Records from a data source
Start
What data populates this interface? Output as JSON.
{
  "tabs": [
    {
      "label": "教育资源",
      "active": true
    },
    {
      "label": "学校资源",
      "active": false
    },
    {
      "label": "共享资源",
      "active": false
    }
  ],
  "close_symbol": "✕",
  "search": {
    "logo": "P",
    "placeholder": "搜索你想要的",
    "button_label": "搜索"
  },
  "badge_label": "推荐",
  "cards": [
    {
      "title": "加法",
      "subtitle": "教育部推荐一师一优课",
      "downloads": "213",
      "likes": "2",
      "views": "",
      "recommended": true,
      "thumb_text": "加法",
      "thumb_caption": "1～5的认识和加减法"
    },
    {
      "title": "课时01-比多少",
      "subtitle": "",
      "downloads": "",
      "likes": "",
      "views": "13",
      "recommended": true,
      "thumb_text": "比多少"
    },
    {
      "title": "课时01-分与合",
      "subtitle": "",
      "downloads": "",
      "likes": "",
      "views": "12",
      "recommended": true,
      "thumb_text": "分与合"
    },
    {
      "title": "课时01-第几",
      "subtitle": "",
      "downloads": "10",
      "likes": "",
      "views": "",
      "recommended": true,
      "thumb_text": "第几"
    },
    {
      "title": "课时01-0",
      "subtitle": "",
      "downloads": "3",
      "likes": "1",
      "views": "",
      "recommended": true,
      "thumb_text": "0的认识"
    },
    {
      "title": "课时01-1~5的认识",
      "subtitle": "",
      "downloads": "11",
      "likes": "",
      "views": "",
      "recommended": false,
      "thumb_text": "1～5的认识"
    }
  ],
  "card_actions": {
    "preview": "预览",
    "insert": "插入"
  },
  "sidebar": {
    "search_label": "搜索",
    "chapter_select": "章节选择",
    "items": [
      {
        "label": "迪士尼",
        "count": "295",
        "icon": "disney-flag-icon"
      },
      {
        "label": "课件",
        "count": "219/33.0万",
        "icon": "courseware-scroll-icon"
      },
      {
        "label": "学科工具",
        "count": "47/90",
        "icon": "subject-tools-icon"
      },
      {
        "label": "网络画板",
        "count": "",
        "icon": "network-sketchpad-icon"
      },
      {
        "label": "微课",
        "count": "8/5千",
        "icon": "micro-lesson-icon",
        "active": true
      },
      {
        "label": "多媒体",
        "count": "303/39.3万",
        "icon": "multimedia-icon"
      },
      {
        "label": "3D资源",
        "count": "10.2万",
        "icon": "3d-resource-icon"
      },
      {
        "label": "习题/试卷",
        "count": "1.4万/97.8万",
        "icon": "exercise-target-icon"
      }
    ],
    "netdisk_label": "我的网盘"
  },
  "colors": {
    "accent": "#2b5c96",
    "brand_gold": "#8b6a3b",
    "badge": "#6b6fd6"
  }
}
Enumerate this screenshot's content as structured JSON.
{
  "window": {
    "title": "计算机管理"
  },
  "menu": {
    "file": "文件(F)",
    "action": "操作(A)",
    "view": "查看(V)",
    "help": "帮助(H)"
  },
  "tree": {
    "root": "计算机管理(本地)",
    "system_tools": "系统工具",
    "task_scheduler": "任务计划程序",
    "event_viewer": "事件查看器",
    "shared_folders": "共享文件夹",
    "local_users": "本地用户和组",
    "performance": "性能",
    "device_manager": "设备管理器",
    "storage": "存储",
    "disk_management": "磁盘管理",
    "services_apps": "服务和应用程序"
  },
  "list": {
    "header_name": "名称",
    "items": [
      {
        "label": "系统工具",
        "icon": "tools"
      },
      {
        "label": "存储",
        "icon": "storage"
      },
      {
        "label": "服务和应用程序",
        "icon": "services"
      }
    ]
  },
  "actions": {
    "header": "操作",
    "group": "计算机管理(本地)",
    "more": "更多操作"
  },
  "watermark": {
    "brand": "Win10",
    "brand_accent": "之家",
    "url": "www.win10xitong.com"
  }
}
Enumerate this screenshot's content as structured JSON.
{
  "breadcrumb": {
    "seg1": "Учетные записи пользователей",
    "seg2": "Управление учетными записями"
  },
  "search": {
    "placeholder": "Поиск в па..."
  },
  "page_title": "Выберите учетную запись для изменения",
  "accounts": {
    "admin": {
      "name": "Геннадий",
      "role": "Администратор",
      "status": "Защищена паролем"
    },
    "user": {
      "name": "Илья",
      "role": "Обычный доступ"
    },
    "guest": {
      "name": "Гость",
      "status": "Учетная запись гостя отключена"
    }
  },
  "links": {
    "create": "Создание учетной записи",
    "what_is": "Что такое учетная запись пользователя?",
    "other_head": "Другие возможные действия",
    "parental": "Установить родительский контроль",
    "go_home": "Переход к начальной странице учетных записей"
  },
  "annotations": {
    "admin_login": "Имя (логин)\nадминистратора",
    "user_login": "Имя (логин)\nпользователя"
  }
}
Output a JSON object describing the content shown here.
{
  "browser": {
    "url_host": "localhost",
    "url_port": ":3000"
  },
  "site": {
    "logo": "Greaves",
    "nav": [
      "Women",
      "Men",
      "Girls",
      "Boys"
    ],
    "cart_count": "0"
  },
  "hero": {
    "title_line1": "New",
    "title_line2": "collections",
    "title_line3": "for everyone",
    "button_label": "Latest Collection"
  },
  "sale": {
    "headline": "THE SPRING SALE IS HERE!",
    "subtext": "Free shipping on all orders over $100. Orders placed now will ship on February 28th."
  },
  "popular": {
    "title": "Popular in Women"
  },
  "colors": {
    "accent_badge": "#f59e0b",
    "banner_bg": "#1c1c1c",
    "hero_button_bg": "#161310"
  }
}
End
> YOUR INSTRUCTIONS
Reproduce each line verbatim.

> TASK ANSWER
What data populates this interface? Output as JSON.
{
  "tabs": [
    {
      "label": "教育资源",
      "active": true
    },
    {
      "label": "学校资源",
      "active": false
    },
    {
      "label": "共享资源",
      "active": false
    }
  ],
  "close_symbol": "✕",
  "search": {
    "logo": "P",
    "placeholder": "搜索你想要的",
    "button_label": "搜索"
  },
  "badge_label": "推荐",
  "cards": [
    {
      "title": "加法",
      "subtitle": "教育部推荐一师一优课",
      "downloads": "213",
      "likes": "2",
      "views": "",
      "recommended": true,
      "thumb_text": "加法",
      "thumb_caption": "1～5的认识和加减法"
    },
    {
      "title": "课时01-比多少",
      "subtitle": "",
      "downloads": "",
      "likes": "",
      "views": "13",
      "recommended": true,
      "thumb_text": "比多少"
    },
    {
      "title": "课时01-分与合",
      "subtitle": "",
      "downloads": "",
      "likes": "",
      "views": "12",
      "recommended": true,
      "thumb_text": "分与合"
    },
    {
      "title": "课时01-第几",
      "subtitle": "",
      "downloads": "10",
      "likes": "",
      "views": "",
      "recommended": true,
      "thumb_text": "第几"
    },
    {
      "title": "课时01-0",
      "subtitle": "",
      "downloads": "3",
      "likes": "1",
      "views": "",
      "recommended": true,
      "thumb_text": "0的认识"
    },
    {
      "title": "课时01-1~5的认识",
      "subtitle": "",
      "downloads": "11",
      "likes": "",
      "views": "",
      "recommended": false,
      "thumb_text": "1～5的认识"
    }
  ],
  "card_actions": {
    "preview": "预览",
    "insert": "插入"
  },
  "sidebar": {
    "search_label": "搜索",
    "chapter_select": "章节选择",
    "items": [
      {
        "label": "迪士尼",
        "count": "295",
        "icon": "disney-flag-icon"
      },
      {
        "label": "课件",
        "count": "219/33.0万",
        "icon": "courseware-scroll-icon"
      },
      {
        "label": "学科工具",
        "count": "47/90",
        "icon": "subject-tools-icon"
      },
      {
        "label": "网络画板",
        "count": "",
        "icon": "network-sketchpad-icon"
      },
      {
        "label": "微课",
        "count": "8/5千",
        "icon": "micro-lesson-icon",
        "active": true
      },
      {
        "label": "多媒体",
        "count": "303/39.3万",
        "icon": "multimedia-icon"
      },
      {
        "label": "3D资源",
        "count": "10.2万",
        "icon": "3d-resource-icon"
      },
      {
        "label": "习题/试卷",
        "count": "1.4万/97.8万",
        "icon": "exercise-target-icon"
      }
    ],
    "netdisk_label": "我的网盘"
  },
  "colors": {
    "accent": "#2b5c96",
    "brand_gold": "#8b6a3b",
    "badge": "#6b6fd6"
  }
}
Enumerate this screenshot's content as structured JSON.
{
  "window": {
    "title": "计算机管理"
  },
  "menu": {
    "file": "文件(F)",
    "action": "操作(A)",
    "view": "查看(V)",
    "help": "帮助(H)"
  },
  "tree": {
    "root": "计算机管理(本地)",
    "system_tools": "系统工具",
    "task_scheduler": "任务计划程序",
    "event_viewer": "事件查看器",
    "shared_folders": "共享文件夹",
    "local_users": "本地用户和组",
    "performance": "性能",
    "device_manager": "设备管理器",
    "storage": "存储",
    "disk_management": "磁盘管理",
    "services_apps": "服务和应用程序"
  },
  "list": {
    "header_name": "名称",
    "items": [
      {
        "label": "系统工具",
        "icon": "tools"
      },
      {
        "label": "存储",
        "icon": "storage"
      },
      {
        "label": "服务和应用程序",
        "icon": "services"
      }
    ]
  },
  "actions": {
    "header": "操作",
    "group": "计算机管理(本地)",
    "more": "更多操作"
  },
  "watermark": {
    "brand": "Win10",
    "brand_accent": "之家",
    "url": "www.win10xitong.com"
  }
}
Enumerate this screenshot's content as structured JSON.
{
  "breadcrumb": {
    "seg1": "Учетные записи пользователей",
    "seg2": "Управление учетными записями"
  },
  "search": {
    "placeholder": "Поиск в па..."
  },
  "page_title": "Выберите учетную запись для изменения",
  "accounts": {
    "admin": {
      "name": "Геннадий",
      "role": "Администратор",
      "status": "Защищена паролем"
    },
    "user": {
      "name": "Илья",
      "role": "Обычный доступ"
    },
    "guest": {
      "name": "Гость",
      "status": "Учетная запись гостя отключена"
    }
  },
  "links": {
    "create": "Создание учетной записи",
    "what_is": "Что такое учетная запись пользователя?",
    "other_head": "Другие возможные действия",
    "parental": "Установить родительский контроль",
    "go_home": "Переход к начальной странице учетных записей"
  },
  "annotations": {
    "admin_login": "Имя (логин)\nадминистратора",
    "user_login": "Имя (логин)\nпользователя"
  }
}
Output a JSON object describing the content shown here.
{
  "browser": {
    "url_host": "localhost",
    "url_port": ":3000"
  },
  "site": {
    "logo": "Greaves",
    "nav": [
      "Women",
      "Men",
      "Girls",
      "Boys"
    ],
    "cart_count": "0"
  },
  "hero": {
    "title_line1": "New",
    "title_line2": "collections",
    "title_line3": "for everyone",
    "button_label": "Latest Collection"
  },
  "sale": {
    "headline": "THE SPRING SALE IS HERE!",
    "subtext": "Free shipping on all orders over $100. Orders placed now will ship on February 28th."
  },
  "popular": {
    "title": "Popular in Women"
  },
  "colors": {
    "accent_badge": "#f59e0b",
    "banner_bg": "#1c1c1c",
    "hero_button_bg": "#161310"
  }
}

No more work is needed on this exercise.